**Short exercise**
Check the listing below for lines with the word "data" and say how many there are, with nothing but the number.

═══ Listing ═══

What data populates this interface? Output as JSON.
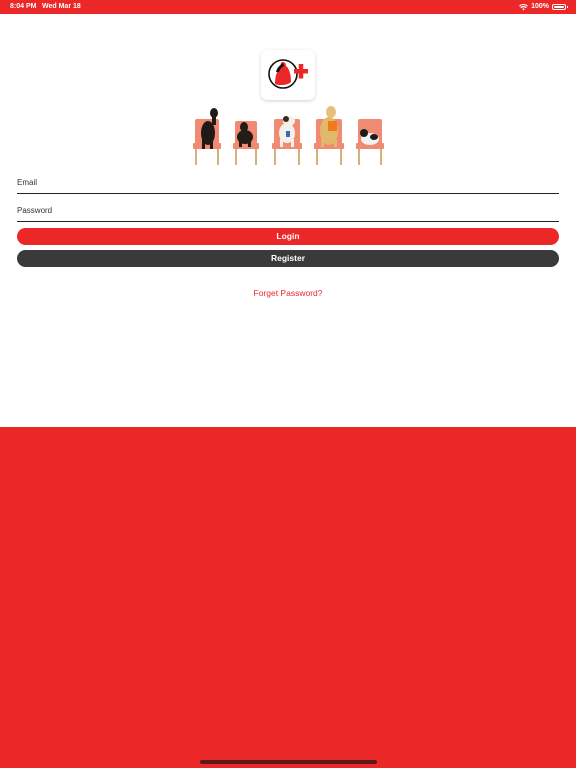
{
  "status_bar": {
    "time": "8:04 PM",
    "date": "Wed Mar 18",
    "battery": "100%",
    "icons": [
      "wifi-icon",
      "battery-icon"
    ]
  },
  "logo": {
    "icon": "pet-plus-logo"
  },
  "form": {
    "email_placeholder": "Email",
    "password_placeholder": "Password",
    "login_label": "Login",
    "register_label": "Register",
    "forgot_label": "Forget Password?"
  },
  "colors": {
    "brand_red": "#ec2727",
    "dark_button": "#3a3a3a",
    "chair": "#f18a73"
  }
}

═══
═══ Listing ═══

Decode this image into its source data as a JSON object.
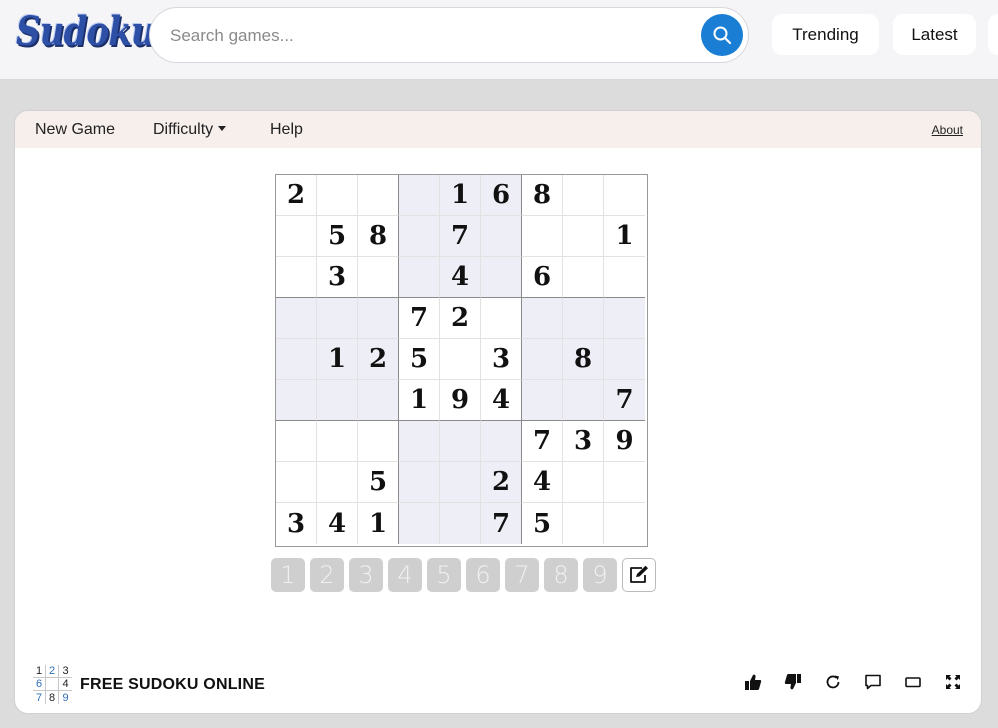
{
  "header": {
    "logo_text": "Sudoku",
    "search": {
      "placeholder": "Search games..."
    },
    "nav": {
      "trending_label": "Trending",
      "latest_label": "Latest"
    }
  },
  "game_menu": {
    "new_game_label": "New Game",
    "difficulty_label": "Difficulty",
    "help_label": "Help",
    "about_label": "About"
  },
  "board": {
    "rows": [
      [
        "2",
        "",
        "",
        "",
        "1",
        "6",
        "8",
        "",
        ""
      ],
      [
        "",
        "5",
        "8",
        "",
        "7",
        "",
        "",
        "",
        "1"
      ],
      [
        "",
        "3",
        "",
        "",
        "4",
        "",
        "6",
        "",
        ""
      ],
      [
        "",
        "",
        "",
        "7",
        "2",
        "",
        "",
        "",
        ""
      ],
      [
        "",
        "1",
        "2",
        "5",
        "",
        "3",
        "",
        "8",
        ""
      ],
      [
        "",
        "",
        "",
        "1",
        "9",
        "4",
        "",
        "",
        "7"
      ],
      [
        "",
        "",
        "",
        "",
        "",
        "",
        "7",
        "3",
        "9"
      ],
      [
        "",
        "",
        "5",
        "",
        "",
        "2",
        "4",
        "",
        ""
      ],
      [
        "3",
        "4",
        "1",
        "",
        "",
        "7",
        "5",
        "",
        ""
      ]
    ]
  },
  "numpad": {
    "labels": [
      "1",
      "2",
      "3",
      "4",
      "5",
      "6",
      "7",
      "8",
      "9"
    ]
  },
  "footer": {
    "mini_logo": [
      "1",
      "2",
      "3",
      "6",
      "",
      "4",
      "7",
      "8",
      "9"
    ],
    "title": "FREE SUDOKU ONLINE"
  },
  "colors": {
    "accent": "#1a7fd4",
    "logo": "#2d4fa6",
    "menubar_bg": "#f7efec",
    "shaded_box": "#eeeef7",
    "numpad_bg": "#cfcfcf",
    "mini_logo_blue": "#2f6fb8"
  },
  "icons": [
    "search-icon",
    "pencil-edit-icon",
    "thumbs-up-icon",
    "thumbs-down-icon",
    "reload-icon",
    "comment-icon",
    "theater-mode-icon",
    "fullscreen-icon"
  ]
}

═══

**Full solution**
2